### Required task
Copy every line from the material below that holds "announces".

### Dataset items
◇ ◇ ◇ ◇ ◇ ◇ ◇

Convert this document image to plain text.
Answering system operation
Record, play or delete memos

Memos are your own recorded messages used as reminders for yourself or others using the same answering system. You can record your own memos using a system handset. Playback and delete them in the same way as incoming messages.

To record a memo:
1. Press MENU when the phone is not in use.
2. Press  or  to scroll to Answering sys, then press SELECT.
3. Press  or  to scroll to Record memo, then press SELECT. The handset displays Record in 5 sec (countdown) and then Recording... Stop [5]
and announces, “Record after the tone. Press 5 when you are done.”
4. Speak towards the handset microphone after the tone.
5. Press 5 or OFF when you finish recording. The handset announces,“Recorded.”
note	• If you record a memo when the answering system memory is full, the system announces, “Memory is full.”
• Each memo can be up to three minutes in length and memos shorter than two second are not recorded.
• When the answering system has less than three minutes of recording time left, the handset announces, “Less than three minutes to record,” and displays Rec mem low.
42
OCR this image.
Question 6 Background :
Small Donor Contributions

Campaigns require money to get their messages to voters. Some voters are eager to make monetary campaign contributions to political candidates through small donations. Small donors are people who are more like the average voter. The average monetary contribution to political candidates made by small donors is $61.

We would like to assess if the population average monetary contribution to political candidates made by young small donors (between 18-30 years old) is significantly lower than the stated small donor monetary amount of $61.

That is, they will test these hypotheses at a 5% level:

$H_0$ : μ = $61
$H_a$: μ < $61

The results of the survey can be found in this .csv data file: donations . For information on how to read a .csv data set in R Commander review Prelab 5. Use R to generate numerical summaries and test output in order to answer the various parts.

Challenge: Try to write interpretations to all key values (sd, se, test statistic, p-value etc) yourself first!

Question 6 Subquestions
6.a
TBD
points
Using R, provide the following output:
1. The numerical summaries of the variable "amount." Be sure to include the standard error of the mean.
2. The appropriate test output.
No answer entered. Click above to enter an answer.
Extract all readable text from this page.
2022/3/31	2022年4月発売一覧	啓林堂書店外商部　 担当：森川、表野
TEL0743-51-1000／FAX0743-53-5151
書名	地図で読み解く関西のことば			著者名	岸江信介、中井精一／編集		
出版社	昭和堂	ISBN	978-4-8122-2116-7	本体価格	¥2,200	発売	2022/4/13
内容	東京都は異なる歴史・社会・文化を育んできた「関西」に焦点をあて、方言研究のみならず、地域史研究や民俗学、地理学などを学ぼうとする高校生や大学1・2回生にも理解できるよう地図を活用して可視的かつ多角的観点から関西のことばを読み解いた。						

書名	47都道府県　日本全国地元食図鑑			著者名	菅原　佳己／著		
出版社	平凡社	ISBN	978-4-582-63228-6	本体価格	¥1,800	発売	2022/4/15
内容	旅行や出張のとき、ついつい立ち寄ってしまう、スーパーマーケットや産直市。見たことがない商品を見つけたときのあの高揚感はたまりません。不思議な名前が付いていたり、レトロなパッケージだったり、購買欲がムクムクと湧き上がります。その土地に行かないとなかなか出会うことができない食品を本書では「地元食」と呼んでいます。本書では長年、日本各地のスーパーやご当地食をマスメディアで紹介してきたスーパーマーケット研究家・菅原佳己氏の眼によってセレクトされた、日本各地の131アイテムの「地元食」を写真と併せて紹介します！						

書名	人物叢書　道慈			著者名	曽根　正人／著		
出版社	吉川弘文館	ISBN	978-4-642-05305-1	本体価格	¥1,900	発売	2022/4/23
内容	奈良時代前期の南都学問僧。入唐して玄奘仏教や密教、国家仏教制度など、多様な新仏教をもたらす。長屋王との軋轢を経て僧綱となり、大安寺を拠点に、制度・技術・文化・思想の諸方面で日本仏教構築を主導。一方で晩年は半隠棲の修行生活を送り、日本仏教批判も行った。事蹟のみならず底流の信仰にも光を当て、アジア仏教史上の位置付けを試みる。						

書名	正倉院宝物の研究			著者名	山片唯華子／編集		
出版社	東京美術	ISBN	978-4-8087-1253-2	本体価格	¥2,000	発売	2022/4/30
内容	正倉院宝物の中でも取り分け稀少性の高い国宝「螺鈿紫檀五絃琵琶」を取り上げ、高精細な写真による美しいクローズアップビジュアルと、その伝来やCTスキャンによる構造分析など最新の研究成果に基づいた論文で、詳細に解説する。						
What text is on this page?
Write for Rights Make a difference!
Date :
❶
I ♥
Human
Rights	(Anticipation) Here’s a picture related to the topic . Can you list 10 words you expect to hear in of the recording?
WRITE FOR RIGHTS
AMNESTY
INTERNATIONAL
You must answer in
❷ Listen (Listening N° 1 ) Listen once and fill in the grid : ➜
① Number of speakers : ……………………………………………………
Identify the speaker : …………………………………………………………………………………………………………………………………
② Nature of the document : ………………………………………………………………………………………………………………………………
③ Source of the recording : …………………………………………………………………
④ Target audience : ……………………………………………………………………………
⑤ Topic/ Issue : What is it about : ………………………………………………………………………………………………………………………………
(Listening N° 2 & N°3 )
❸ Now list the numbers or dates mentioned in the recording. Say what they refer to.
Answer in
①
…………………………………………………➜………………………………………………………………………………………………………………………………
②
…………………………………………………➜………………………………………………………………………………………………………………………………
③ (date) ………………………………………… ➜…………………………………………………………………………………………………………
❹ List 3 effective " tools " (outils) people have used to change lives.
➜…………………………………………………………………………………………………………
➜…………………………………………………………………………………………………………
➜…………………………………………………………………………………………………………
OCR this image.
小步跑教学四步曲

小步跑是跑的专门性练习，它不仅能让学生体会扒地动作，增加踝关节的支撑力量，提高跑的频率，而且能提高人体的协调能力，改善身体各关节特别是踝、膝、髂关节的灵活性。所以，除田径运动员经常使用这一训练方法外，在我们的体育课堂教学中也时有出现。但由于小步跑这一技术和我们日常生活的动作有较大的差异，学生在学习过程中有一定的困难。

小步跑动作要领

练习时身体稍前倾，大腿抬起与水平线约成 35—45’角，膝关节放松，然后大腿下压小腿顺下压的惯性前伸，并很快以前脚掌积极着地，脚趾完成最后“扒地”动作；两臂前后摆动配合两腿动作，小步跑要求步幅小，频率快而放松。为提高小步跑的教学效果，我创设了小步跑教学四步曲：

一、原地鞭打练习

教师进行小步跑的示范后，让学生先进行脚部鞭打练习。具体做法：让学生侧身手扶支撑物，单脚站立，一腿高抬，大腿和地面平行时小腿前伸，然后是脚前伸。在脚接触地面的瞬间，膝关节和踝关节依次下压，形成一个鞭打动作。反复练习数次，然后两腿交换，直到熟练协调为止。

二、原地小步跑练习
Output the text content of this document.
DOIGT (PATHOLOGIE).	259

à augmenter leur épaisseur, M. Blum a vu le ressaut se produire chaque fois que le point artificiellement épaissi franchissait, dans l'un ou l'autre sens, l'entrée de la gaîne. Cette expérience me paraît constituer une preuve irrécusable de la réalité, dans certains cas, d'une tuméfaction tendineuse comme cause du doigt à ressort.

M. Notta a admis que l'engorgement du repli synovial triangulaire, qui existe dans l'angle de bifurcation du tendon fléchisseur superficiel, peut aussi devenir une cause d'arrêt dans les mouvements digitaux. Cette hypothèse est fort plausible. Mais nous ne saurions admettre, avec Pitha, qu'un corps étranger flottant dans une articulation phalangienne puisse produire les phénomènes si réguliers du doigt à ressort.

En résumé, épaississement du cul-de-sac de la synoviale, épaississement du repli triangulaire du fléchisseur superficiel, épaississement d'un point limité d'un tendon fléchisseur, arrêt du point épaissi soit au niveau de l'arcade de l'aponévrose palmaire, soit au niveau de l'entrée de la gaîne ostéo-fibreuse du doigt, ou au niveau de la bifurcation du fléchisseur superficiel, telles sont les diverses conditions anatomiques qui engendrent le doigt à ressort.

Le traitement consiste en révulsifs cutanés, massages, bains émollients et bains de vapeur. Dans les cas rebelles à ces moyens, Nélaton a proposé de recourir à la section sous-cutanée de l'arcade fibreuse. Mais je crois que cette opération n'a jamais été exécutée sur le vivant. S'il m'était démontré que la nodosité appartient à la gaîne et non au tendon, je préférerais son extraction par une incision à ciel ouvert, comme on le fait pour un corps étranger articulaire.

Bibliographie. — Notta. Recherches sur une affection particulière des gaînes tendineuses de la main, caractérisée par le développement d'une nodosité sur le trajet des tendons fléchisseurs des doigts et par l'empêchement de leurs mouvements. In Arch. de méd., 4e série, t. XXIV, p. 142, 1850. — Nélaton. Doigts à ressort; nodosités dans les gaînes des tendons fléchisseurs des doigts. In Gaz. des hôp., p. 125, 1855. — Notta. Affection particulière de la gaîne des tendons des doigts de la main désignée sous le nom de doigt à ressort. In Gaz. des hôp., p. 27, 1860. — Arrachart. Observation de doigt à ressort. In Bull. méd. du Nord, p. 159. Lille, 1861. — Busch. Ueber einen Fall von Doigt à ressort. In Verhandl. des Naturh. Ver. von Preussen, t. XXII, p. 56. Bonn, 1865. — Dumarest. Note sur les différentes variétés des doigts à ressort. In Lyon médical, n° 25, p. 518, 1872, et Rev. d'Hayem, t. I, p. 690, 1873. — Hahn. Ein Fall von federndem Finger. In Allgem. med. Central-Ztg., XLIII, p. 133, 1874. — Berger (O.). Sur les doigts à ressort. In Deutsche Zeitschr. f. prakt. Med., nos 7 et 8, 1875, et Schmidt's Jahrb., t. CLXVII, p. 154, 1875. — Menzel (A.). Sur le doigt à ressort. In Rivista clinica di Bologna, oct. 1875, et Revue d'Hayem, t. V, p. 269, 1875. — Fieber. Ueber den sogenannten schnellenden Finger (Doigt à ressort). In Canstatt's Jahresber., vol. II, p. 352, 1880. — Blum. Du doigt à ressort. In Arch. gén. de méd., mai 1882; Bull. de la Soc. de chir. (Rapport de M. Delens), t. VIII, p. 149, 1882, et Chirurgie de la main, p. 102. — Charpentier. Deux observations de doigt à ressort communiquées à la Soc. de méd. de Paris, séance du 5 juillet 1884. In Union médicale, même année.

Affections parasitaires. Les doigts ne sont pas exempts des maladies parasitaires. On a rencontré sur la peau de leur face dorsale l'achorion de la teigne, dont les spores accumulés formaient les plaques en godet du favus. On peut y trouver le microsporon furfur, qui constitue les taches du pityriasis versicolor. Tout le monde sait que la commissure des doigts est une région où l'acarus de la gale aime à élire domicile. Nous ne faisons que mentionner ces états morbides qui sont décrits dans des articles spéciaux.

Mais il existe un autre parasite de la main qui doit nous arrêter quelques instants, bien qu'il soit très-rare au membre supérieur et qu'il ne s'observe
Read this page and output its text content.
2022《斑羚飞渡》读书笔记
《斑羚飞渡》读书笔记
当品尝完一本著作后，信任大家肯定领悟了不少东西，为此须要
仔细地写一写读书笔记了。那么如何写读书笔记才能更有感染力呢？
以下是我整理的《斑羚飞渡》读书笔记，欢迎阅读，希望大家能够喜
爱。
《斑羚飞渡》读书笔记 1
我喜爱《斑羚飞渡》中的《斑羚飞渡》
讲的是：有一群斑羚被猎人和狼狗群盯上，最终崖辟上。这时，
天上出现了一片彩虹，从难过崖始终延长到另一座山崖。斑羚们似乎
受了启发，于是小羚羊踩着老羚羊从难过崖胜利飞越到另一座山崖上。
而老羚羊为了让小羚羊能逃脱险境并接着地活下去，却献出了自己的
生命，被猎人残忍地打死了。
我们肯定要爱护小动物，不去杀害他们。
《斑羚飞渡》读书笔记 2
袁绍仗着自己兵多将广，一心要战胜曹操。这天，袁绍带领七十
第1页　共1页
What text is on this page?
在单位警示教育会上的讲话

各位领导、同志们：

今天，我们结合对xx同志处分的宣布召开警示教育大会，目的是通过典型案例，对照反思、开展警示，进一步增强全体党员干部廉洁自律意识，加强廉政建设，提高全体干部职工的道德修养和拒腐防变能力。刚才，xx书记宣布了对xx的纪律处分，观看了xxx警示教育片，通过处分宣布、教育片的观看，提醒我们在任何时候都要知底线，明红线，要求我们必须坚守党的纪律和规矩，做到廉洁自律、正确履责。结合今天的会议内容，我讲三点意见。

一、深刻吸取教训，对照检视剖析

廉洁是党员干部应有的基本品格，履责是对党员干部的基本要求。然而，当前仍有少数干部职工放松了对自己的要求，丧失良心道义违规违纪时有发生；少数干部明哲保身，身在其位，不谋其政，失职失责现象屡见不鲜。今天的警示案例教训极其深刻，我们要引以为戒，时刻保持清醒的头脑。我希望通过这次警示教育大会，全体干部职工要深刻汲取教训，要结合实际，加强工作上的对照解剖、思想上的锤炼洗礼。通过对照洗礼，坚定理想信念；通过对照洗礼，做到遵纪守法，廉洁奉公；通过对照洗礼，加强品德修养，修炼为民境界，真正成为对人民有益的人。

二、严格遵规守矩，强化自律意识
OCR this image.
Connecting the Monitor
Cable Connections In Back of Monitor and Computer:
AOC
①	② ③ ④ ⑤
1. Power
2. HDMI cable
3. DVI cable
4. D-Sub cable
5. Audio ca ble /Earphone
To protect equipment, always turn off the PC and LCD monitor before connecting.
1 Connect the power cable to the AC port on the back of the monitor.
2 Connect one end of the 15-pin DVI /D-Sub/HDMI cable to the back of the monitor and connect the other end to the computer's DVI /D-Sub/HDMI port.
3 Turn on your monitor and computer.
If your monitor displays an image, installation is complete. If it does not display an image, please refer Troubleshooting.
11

◇ ◇ ◇ ◇ ◇ ◇ ◇

### Answer in full
and announces, “Record after the tone. Press 5 when you are done.”
5. Press 5 or OFF when you finish recording. The handset announces,“Recorded.”
note	• If you record a memo when the answering system memory is full, the system announces, “Memory is full.”
• When the answering system has less than three minutes of recording time left, the handset announces, “Less than three minutes to record,” and displays Rec mem low.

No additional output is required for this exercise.